» **Recorded data**:
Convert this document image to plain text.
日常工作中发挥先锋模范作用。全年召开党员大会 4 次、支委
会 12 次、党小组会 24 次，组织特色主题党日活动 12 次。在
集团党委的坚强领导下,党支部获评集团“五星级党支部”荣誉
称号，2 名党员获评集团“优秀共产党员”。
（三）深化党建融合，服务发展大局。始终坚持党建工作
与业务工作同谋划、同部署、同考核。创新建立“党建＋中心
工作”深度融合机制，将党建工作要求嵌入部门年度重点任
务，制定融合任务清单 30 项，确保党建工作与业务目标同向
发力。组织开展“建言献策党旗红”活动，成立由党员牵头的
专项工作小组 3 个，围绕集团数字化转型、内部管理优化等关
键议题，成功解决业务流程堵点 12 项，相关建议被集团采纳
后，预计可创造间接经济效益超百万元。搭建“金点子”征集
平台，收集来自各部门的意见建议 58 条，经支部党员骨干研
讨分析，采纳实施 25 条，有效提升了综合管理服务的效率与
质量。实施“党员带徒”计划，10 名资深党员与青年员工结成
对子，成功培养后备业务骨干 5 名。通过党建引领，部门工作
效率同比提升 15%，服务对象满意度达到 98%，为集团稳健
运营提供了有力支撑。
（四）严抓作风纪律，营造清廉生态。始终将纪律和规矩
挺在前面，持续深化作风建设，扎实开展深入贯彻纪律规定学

==

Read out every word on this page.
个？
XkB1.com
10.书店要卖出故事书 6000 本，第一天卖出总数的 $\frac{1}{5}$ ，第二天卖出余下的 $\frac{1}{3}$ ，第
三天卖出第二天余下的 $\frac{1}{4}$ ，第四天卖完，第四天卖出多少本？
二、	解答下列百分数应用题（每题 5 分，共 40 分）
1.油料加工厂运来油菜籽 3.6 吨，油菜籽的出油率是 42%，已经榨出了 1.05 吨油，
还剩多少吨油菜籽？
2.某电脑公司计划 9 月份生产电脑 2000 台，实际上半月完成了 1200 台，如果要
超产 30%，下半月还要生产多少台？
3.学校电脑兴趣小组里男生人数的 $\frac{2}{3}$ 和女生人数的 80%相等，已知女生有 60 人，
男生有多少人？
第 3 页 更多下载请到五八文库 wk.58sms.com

* * *

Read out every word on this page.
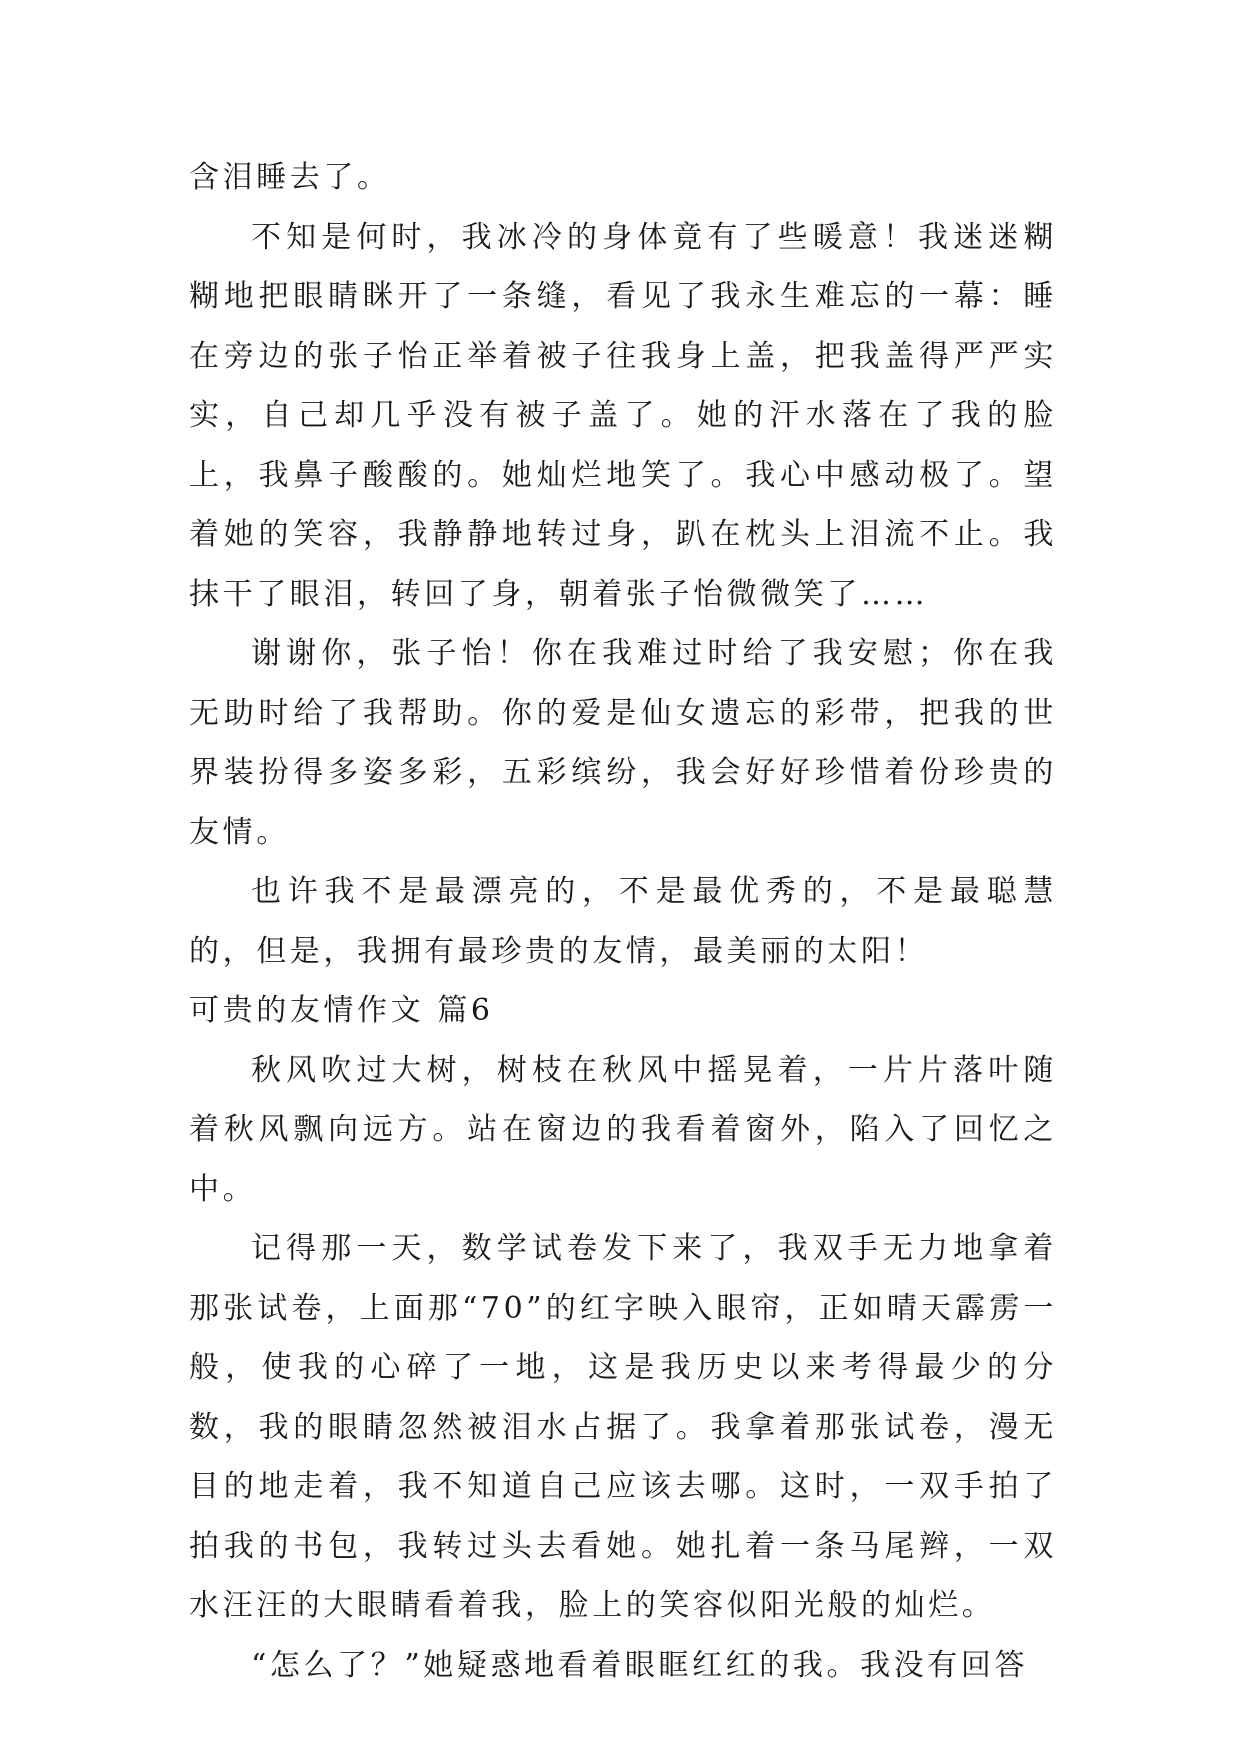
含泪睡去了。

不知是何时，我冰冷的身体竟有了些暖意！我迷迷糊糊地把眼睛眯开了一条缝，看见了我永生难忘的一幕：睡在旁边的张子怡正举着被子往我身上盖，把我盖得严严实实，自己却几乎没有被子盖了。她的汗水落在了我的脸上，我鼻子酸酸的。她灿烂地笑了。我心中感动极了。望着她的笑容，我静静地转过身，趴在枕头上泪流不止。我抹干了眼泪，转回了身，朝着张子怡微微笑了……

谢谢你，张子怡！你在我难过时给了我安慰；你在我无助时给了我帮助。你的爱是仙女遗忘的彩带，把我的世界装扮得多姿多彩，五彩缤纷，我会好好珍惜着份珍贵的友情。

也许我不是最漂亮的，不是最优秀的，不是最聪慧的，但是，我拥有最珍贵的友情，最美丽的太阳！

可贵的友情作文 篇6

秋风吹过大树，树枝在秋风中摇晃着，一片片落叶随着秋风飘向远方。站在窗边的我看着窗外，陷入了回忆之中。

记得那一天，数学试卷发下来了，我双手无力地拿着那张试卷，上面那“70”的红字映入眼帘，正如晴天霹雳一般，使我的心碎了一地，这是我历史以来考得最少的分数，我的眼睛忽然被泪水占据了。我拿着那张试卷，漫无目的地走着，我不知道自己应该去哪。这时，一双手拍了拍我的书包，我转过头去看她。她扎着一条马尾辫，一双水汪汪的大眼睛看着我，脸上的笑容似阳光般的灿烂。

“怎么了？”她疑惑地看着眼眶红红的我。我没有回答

» **DO THIS**: Where a line of the material above holds the string "frac", copy that line.

» **RESPONSE**:
10.书店要卖出故事书 6000 本，第一天卖出总数的 $\frac{1}{5}$ ，第二天卖出余下的 $\frac{1}{3}$ ，第
三天卖出第二天余下的 $\frac{1}{4}$ ，第四天卖完，第四天卖出多少本？
3.学校电脑兴趣小组里男生人数的 $\frac{2}{3}$ 和女生人数的 80%相等，已知女生有 60 人，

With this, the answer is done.